**WHAT IS EXPECTED**
Filter the listing and keep only the lines with the word "hierarchy".

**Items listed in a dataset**
================================
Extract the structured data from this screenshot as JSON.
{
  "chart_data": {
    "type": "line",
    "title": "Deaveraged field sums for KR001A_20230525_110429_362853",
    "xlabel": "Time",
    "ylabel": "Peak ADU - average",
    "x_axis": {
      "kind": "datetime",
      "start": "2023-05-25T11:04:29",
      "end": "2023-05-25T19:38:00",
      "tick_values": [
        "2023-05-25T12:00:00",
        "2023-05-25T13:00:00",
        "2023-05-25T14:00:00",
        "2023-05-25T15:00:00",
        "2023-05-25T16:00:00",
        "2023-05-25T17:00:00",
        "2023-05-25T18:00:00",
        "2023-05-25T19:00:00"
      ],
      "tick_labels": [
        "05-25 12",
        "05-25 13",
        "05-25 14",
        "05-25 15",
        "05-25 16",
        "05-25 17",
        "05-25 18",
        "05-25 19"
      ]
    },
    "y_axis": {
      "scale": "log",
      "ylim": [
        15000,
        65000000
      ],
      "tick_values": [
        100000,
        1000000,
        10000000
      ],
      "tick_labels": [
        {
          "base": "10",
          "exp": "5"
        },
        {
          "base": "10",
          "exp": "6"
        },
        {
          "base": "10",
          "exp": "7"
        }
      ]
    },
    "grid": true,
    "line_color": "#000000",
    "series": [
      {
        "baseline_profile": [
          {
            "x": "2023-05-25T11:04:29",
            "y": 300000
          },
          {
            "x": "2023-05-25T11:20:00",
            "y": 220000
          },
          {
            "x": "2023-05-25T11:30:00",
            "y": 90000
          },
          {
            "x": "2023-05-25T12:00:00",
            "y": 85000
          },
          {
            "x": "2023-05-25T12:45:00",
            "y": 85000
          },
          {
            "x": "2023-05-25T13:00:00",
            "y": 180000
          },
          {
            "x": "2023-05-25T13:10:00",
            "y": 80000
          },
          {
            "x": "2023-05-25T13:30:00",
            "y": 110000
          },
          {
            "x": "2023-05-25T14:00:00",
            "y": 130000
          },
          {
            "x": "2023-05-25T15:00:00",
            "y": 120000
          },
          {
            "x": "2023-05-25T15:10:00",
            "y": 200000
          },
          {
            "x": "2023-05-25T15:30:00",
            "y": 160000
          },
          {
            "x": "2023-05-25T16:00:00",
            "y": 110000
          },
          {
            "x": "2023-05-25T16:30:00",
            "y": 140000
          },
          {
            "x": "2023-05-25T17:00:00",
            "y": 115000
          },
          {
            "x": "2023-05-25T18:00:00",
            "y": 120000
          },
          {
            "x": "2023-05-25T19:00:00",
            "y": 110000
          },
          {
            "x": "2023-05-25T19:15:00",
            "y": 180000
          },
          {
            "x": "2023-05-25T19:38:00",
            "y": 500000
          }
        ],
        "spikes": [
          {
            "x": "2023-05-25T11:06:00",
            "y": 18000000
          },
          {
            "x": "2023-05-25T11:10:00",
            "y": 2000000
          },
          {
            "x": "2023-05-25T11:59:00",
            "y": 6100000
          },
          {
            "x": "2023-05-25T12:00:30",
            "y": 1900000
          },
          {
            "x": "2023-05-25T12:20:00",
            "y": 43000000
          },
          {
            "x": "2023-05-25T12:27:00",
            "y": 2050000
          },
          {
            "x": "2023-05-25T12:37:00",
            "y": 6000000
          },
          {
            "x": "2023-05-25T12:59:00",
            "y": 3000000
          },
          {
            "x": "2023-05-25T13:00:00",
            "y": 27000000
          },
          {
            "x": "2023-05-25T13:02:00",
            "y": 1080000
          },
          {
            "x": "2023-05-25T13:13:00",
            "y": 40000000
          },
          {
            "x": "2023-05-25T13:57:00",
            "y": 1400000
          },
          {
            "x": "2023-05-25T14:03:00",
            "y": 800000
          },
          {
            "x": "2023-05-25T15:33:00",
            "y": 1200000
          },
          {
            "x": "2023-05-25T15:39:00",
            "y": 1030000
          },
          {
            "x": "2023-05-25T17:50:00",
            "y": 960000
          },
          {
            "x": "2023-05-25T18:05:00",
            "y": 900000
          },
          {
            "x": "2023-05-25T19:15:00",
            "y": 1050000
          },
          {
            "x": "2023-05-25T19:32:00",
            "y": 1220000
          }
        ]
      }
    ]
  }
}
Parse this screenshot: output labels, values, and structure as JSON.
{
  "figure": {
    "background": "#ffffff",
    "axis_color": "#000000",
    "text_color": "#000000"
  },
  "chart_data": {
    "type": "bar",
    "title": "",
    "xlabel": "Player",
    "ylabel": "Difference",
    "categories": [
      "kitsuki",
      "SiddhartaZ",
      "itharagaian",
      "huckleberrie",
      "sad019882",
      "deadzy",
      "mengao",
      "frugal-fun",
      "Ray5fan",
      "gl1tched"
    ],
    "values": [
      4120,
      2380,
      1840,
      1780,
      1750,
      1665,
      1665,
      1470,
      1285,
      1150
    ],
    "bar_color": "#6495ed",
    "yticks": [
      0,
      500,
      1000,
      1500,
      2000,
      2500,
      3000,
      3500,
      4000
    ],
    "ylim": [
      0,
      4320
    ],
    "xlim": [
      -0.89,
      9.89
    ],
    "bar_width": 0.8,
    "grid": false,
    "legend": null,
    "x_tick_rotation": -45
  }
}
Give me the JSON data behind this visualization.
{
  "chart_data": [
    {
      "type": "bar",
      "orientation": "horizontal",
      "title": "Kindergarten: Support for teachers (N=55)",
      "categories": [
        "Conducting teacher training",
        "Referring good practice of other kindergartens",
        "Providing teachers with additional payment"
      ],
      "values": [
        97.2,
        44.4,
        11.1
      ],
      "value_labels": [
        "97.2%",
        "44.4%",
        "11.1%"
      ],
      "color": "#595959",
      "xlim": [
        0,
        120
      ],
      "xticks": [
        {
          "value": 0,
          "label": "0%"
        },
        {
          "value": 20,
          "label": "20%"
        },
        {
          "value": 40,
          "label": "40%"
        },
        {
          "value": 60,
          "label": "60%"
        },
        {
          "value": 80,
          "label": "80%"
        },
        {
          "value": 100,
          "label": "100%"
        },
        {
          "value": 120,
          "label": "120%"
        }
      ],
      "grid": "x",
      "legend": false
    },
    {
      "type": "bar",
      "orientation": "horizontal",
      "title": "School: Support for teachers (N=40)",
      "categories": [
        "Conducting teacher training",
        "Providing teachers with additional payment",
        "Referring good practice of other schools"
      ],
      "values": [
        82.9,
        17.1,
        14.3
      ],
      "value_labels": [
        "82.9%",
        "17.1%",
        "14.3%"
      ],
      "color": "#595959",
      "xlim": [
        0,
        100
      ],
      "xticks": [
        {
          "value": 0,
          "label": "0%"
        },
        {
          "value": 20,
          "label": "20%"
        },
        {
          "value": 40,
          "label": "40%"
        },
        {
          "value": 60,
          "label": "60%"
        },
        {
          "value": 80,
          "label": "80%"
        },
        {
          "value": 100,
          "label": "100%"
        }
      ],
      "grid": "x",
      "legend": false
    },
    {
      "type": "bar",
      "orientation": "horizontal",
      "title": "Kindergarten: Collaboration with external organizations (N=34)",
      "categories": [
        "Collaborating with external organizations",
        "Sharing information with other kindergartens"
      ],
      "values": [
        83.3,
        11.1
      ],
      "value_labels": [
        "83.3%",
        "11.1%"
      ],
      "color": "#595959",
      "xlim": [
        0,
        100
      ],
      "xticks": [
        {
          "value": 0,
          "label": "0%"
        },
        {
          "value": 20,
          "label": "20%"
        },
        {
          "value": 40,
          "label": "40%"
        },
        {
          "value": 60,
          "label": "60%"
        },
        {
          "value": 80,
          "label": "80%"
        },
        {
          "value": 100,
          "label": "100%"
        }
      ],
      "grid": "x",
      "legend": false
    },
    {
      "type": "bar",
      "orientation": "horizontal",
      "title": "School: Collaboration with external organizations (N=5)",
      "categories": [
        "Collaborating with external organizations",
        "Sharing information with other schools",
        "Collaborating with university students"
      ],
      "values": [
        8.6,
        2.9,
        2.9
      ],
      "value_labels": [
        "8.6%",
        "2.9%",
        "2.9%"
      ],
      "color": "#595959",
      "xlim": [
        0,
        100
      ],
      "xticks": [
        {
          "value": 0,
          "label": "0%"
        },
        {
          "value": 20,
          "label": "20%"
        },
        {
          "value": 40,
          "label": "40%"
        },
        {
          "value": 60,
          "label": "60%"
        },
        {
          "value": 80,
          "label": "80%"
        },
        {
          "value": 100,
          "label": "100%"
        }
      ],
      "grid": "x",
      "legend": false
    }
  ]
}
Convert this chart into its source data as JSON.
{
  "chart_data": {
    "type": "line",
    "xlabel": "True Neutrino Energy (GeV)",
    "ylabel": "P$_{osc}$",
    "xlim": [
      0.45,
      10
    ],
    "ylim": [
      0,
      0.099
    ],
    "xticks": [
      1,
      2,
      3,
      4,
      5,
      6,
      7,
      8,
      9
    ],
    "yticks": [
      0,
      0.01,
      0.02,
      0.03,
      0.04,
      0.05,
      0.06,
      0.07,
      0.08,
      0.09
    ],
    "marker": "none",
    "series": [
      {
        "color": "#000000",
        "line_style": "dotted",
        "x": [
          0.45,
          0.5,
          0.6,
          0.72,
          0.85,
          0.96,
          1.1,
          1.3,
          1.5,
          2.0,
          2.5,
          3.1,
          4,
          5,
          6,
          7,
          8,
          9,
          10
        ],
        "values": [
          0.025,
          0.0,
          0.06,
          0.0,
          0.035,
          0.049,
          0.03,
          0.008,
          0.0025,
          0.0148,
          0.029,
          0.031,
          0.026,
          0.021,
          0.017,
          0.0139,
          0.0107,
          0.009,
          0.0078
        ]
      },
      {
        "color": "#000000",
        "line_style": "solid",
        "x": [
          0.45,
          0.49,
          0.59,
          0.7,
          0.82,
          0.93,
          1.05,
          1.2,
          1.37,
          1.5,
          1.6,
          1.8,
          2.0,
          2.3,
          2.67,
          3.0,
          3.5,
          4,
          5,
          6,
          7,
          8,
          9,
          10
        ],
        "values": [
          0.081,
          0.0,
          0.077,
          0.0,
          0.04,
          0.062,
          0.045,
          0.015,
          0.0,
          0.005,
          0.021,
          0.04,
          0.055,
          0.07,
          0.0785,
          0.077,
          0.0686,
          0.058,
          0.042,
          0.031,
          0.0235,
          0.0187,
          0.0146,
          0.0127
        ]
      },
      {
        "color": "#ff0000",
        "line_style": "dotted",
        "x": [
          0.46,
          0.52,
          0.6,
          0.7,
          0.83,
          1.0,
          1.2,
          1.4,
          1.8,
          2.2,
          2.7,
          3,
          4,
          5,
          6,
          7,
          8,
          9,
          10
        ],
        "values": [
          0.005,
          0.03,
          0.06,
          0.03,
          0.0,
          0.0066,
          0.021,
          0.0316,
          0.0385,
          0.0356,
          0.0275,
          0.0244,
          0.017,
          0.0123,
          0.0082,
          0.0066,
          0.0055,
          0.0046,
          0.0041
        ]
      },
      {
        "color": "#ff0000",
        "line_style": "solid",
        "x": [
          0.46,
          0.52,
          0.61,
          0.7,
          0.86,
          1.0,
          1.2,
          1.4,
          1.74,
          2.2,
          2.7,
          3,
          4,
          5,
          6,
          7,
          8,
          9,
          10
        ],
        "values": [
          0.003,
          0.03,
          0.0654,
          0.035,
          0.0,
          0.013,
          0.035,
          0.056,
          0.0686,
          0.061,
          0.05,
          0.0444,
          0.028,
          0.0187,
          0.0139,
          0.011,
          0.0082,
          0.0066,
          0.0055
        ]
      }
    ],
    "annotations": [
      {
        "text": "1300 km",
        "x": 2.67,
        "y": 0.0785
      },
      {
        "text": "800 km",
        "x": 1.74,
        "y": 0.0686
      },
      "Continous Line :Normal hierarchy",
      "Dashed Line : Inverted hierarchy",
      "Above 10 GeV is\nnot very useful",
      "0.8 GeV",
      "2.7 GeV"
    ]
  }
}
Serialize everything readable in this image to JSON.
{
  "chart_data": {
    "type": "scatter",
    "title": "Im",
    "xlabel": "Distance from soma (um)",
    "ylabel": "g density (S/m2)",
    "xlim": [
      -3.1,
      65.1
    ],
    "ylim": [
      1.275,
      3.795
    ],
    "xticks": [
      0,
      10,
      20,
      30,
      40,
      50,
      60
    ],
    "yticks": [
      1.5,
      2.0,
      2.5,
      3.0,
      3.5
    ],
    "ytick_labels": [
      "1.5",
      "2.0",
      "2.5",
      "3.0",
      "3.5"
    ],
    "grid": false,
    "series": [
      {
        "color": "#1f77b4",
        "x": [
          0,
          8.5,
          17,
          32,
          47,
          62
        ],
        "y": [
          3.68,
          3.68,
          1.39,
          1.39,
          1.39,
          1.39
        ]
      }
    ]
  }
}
================================
**REPLY**
      "Continous Line :Normal hierarchy",
      "Dashed Line : Inverted hierarchy",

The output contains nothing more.